> [What needs to be done] Write out the material exactly, with the pictures left out.

Some records
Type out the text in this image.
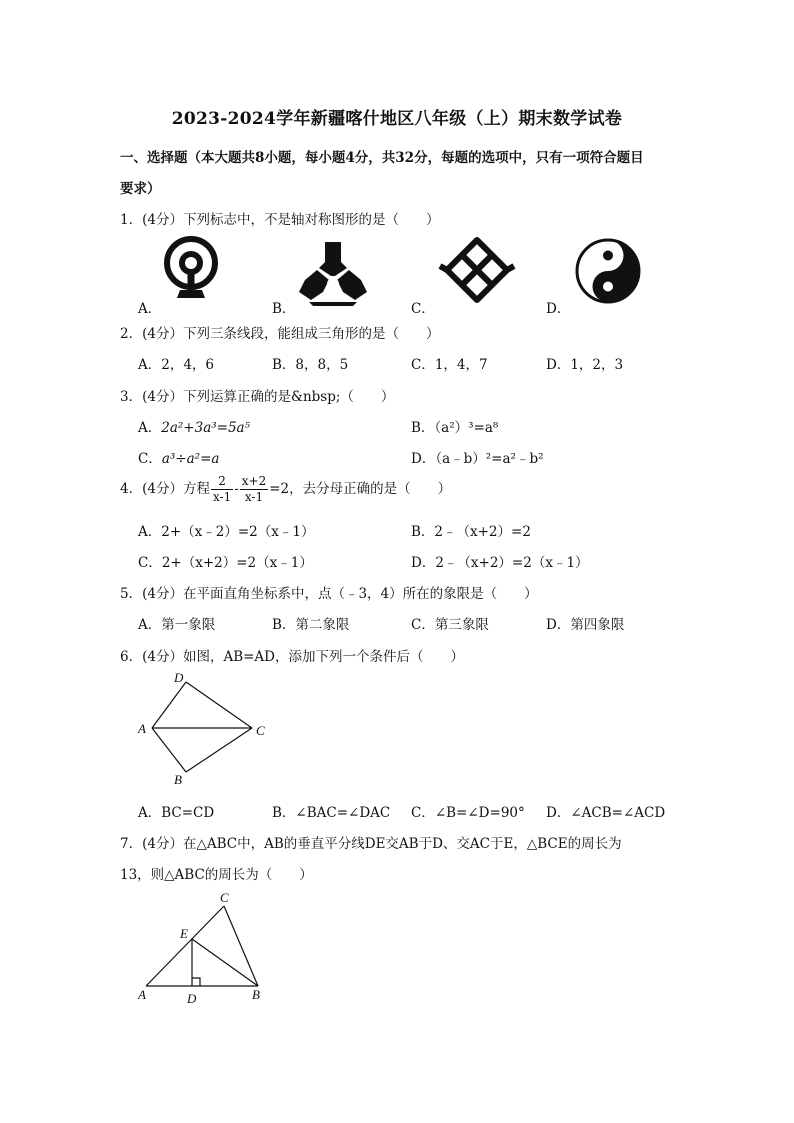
2023-2024学年新疆喀什地区八年级（上）期末数学试卷
一、选择题（本大题共8小题，每小题4分，共32分，每题的选项中，只有一项符合题目
要求）
1．(4分）下列标志中，不是轴对称图形的是（　　）
A．	B．	C．	D．
2．(4分）下列三条线段，能组成三角形的是（　　）
A．2，4，6	B．8，8，5	C．1，4，7	D．1，2，3
3．(4分）下列运算正确的是&nbsp;（　　）
A．2a²+3a³=5a⁵	B．（a²）³=a⁸
C．a³÷a²=a	D．（a﹣b）²=a²﹣b²
4．(4分）方程 $\frac{2}{x-1} - \frac{x+2}{x-1} =2$，去分母正确的是（　　）
A．2+（x﹣2）=2（x﹣1）	B．2﹣（x+2）=2
C．2+（x+2）=2（x﹣1）	D．2﹣（x+2）=2（x﹣1）
5．(4分）在平面直角坐标系中，点（﹣3，4）所在的象限是（　　）
A．第一象限	B．第二象限	C．第三象限	D．第四象限
6．(4分）如图，AB=AD，添加下列一个条件后（　　）
D
A	C
B
A．BC=CD	B．∠BAC=∠DAC C．∠B=∠D=90° D．∠ACB=∠ACD
7．(4分）在△ABC中，AB的垂直平分线DE交AB于D、交AC于E，△BCE的周长为
13，则△ABC的周长为（　　）
C
E
A	D	B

> [Output of the task]
Type out the text in this image.
2023-2024学年新疆喀什地区八年级（上）期末数学试卷
一、选择题（本大题共8小题，每小题4分，共32分，每题的选项中，只有一项符合题目
要求）
1．(4分）下列标志中，不是轴对称图形的是（　　）
A．	B．	C．	D．
2．(4分）下列三条线段，能组成三角形的是（　　）
A．2，4，6	B．8，8，5	C．1，4，7	D．1，2，3
3．(4分）下列运算正确的是&nbsp;（　　）
A．2a²+3a³=5a⁵	B．（a²）³=a⁸
C．a³÷a²=a	D．（a﹣b）²=a²﹣b²
4．(4分）方程 $\frac{2}{x-1} - \frac{x+2}{x-1} =2$，去分母正确的是（　　）
A．2+（x﹣2）=2（x﹣1）	B．2﹣（x+2）=2
C．2+（x+2）=2（x﹣1）	D．2﹣（x+2）=2（x﹣1）
5．(4分）在平面直角坐标系中，点（﹣3，4）所在的象限是（　　）
A．第一象限	B．第二象限	C．第三象限	D．第四象限
6．(4分）如图，AB=AD，添加下列一个条件后（　　）
D
A	C
B
A．BC=CD	B．∠BAC=∠DAC C．∠B=∠D=90° D．∠ACB=∠ACD
7．(4分）在△ABC中，AB的垂直平分线DE交AB于D、交AC于E，△BCE的周长为
13，则△ABC的周长为（　　）
C
E
A	D	B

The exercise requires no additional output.